[Your task]
Your answer should be a single number: the count of lines that hold the word "автономного".
--------------------------------------------------
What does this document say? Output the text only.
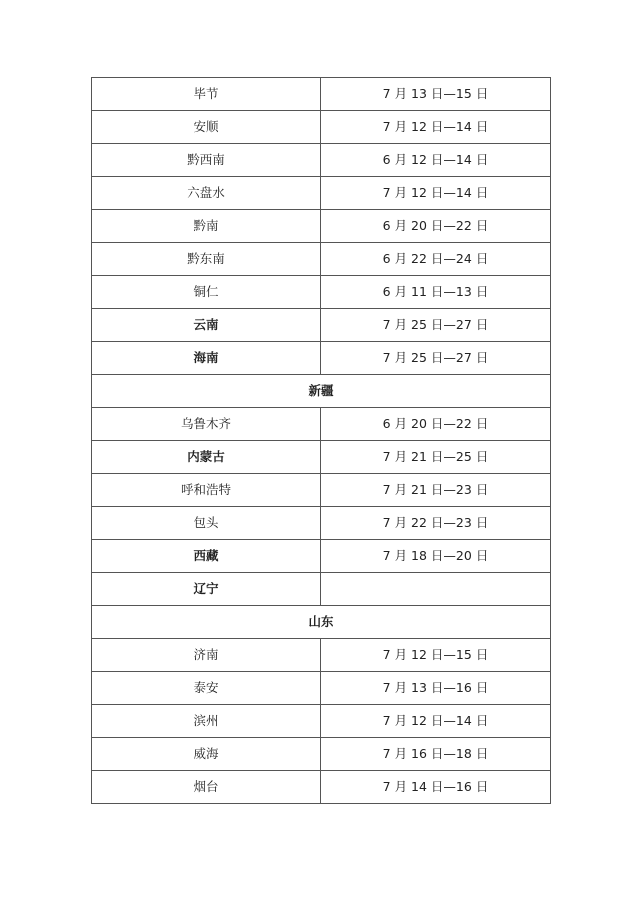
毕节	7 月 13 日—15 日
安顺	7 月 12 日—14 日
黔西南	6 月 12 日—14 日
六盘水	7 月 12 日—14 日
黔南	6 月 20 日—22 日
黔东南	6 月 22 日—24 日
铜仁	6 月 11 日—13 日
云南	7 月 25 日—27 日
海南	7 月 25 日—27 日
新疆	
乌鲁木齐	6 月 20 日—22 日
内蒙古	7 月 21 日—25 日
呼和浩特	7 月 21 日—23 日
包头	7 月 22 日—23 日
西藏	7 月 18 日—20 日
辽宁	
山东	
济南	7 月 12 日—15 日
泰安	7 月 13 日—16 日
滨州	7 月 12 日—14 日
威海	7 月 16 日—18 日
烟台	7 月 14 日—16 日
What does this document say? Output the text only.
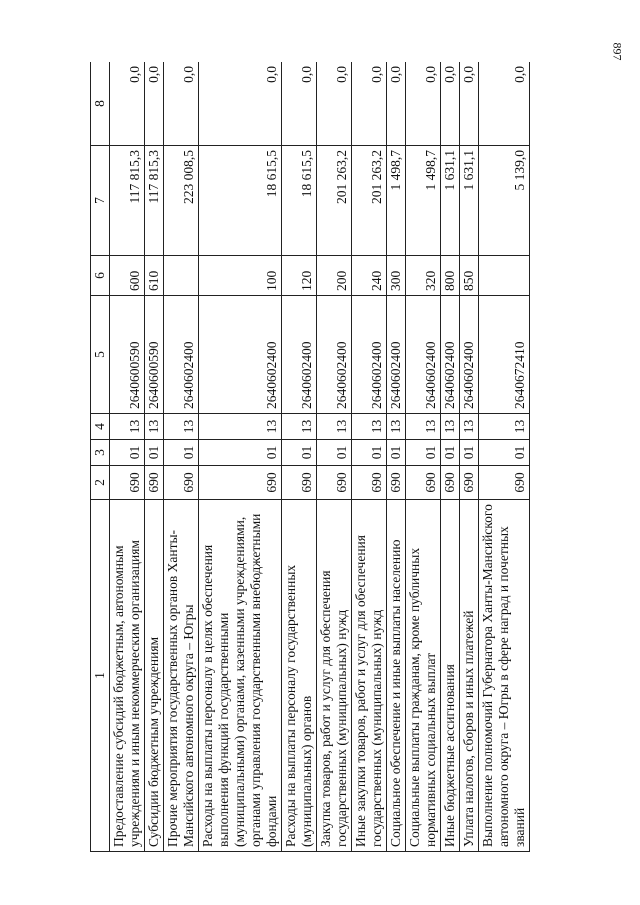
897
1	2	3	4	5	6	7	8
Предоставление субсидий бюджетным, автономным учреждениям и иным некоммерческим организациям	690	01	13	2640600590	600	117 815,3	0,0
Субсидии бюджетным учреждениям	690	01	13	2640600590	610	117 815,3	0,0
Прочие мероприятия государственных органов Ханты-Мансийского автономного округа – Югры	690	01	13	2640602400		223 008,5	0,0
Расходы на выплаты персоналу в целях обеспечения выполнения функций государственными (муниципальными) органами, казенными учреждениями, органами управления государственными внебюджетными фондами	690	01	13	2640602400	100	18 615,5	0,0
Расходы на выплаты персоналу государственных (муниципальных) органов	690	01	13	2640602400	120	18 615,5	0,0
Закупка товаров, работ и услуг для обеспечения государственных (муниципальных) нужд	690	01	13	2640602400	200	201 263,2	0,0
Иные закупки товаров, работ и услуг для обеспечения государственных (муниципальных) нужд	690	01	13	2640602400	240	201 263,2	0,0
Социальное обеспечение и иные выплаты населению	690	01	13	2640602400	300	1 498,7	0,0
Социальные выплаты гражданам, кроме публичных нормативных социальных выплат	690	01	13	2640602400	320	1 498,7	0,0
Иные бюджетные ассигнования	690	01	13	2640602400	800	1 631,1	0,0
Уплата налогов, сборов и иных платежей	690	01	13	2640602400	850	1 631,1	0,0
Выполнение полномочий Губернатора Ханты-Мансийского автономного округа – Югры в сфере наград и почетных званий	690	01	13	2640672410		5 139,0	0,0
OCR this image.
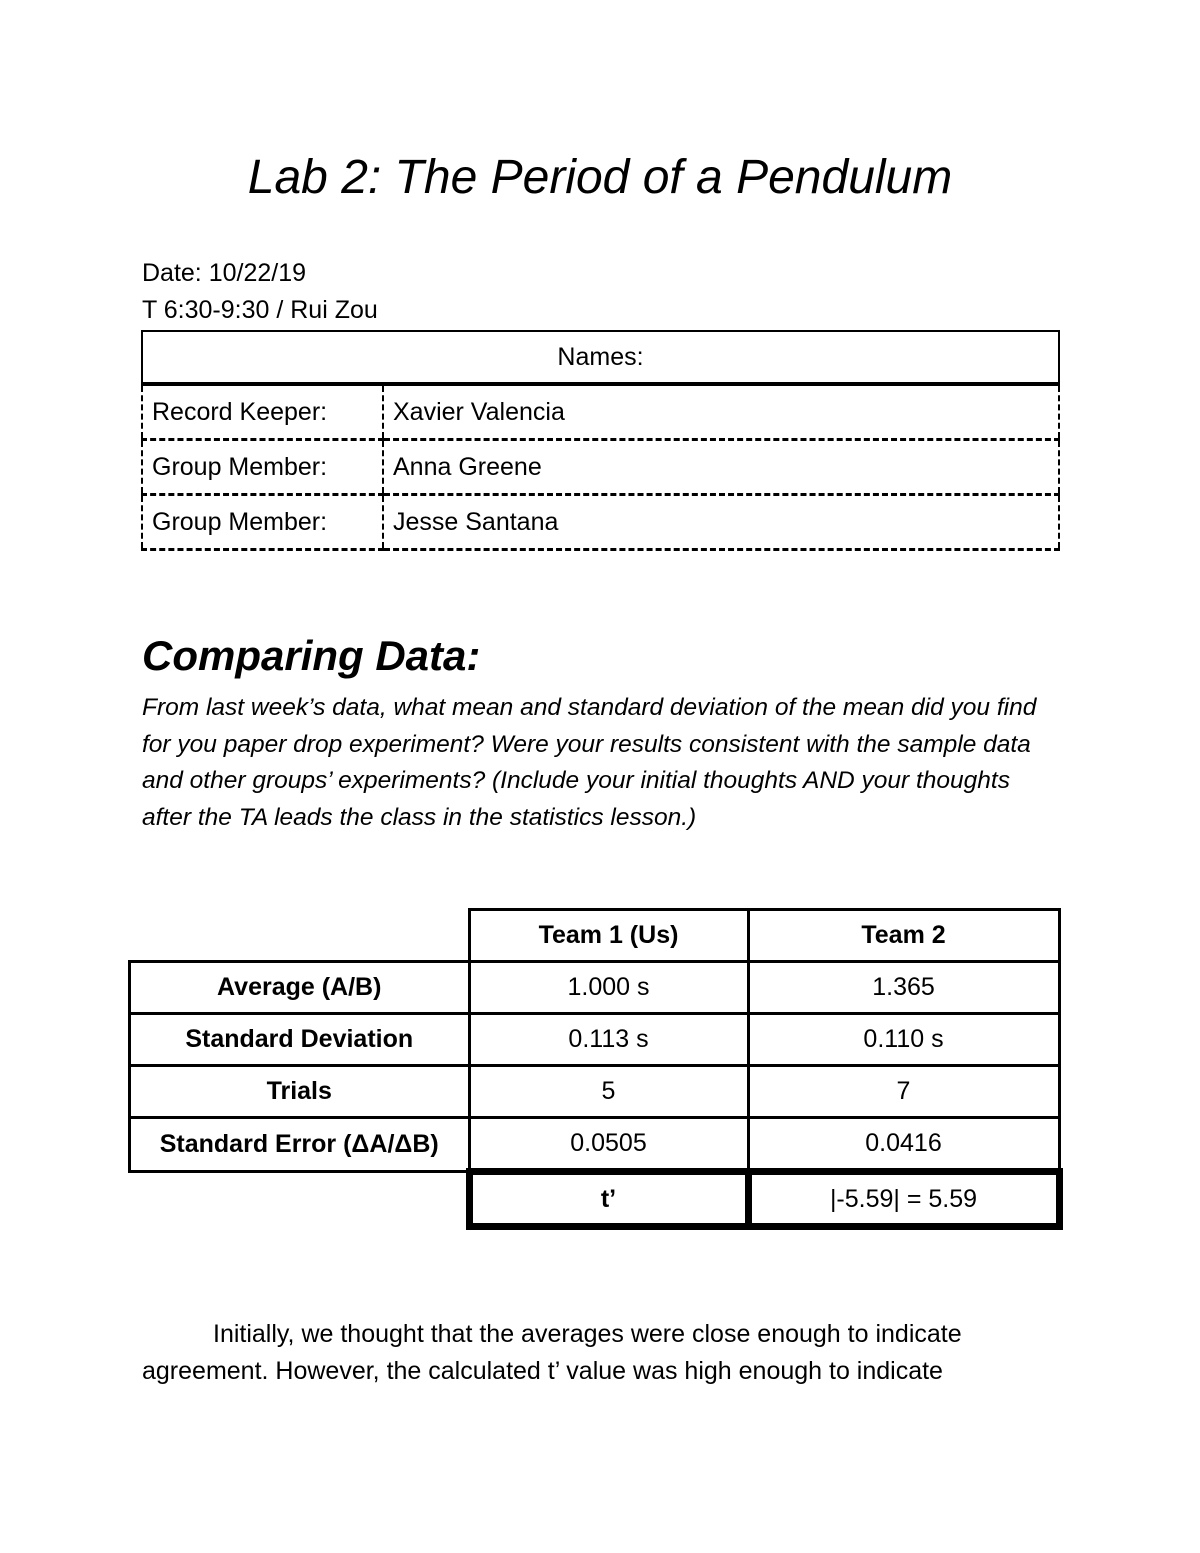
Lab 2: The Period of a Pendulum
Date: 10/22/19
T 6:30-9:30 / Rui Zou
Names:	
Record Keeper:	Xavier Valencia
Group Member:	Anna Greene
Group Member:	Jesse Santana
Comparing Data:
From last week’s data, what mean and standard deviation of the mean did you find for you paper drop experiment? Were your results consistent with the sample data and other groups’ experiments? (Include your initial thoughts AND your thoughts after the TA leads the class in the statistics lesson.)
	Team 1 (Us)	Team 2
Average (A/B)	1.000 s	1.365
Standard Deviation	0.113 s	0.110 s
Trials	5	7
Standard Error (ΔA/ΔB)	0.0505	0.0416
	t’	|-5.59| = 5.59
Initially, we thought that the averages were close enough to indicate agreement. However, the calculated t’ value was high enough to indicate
--------------------------------------------------
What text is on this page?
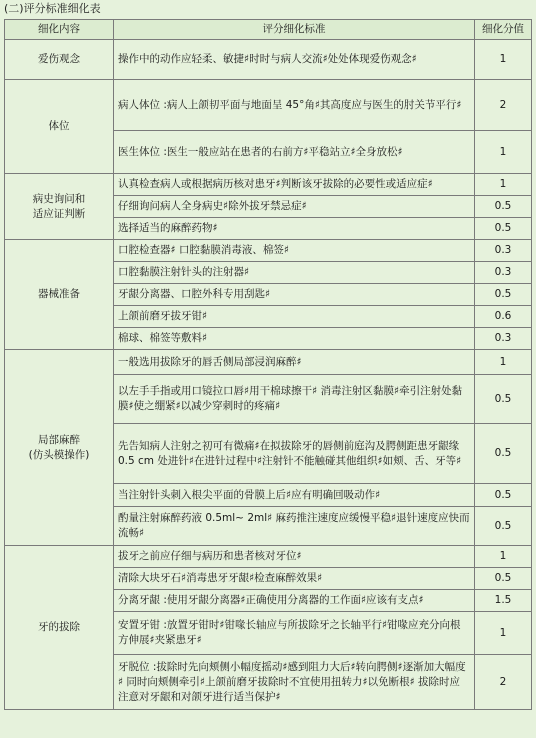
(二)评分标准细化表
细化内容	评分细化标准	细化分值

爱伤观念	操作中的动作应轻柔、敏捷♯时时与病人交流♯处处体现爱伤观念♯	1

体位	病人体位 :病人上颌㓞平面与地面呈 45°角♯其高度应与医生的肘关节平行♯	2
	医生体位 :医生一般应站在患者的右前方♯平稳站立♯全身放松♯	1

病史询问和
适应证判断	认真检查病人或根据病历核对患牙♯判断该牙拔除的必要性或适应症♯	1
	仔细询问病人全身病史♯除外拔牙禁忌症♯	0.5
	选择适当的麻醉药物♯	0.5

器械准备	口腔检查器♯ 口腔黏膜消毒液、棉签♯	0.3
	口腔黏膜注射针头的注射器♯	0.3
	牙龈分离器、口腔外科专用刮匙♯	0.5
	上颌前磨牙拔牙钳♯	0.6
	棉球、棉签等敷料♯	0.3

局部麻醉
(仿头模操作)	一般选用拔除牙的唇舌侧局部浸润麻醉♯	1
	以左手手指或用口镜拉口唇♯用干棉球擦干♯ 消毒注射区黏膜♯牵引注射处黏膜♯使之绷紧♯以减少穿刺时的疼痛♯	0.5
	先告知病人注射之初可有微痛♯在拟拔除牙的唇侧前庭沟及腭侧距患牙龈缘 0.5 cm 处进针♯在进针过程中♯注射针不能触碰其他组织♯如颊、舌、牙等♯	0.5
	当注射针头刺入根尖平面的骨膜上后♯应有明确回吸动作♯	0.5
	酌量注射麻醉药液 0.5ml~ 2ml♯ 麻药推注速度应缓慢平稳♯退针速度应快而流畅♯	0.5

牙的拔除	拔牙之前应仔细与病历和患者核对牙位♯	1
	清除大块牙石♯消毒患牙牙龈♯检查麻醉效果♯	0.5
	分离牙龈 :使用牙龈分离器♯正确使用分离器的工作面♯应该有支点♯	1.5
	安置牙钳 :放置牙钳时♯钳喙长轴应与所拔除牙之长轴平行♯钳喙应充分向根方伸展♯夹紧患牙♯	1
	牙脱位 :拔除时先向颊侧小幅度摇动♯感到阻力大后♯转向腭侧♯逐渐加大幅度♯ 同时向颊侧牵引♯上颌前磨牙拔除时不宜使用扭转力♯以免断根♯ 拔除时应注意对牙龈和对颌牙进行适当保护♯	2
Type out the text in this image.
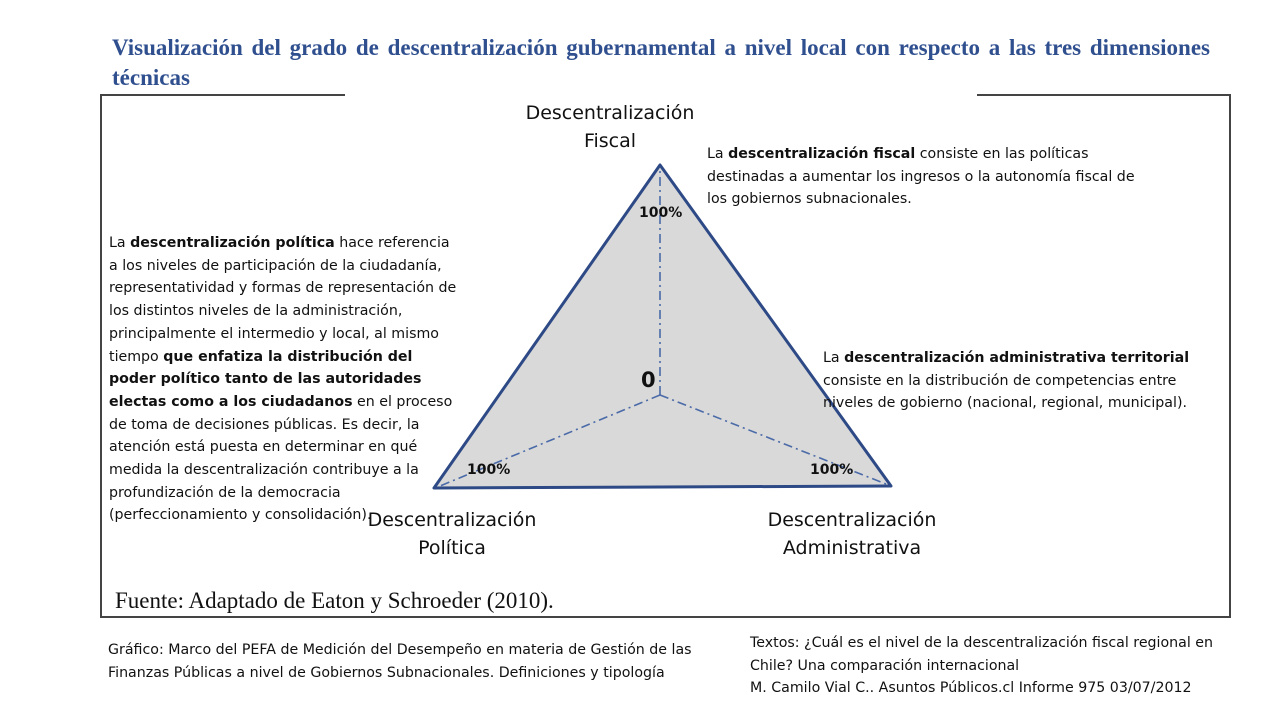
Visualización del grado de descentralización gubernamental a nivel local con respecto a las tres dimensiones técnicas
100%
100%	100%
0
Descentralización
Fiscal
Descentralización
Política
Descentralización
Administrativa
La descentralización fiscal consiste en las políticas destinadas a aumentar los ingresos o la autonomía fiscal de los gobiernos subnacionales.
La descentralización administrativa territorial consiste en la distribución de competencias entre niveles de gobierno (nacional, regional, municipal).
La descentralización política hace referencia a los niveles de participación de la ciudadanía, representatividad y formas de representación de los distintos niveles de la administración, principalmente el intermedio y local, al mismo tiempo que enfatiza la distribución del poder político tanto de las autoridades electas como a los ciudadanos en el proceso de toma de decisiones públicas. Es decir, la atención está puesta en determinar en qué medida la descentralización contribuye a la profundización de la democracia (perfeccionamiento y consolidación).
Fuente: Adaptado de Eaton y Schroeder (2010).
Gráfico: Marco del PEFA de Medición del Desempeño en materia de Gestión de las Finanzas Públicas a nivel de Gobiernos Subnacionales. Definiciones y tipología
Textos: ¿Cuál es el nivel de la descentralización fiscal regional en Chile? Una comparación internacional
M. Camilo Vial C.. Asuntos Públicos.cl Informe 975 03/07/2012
--------------------------------------------------
[Full solution]
2